Given request: Report the number of lines containing "Daily", with no other words.

## START Data provided

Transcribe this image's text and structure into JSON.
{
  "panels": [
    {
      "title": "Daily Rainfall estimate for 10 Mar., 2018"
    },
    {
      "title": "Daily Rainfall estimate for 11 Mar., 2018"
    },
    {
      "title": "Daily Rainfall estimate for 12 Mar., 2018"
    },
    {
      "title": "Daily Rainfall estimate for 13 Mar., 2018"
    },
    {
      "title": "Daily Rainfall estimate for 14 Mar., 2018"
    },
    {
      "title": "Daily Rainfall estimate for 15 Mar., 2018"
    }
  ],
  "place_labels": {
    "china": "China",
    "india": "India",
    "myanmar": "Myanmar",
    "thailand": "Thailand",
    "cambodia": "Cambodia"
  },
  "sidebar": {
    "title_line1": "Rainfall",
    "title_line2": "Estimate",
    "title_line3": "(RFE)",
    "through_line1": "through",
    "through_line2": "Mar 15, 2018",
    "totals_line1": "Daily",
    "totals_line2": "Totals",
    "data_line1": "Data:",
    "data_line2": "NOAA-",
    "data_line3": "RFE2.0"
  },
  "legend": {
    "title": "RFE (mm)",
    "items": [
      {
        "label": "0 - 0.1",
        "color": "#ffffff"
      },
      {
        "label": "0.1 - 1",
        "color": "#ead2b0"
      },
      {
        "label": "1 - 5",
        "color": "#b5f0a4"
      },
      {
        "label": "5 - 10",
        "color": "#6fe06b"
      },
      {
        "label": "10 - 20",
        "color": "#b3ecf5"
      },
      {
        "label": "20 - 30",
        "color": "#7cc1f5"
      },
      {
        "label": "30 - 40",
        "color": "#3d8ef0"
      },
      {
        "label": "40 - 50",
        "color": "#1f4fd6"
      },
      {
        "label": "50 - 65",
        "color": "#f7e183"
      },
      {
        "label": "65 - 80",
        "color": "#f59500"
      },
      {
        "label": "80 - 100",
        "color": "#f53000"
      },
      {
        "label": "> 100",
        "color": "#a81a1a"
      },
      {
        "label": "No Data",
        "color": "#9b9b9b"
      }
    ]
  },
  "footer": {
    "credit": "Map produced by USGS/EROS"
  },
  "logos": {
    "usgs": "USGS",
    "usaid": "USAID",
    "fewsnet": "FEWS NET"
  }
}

## END Data provided

Response below: 7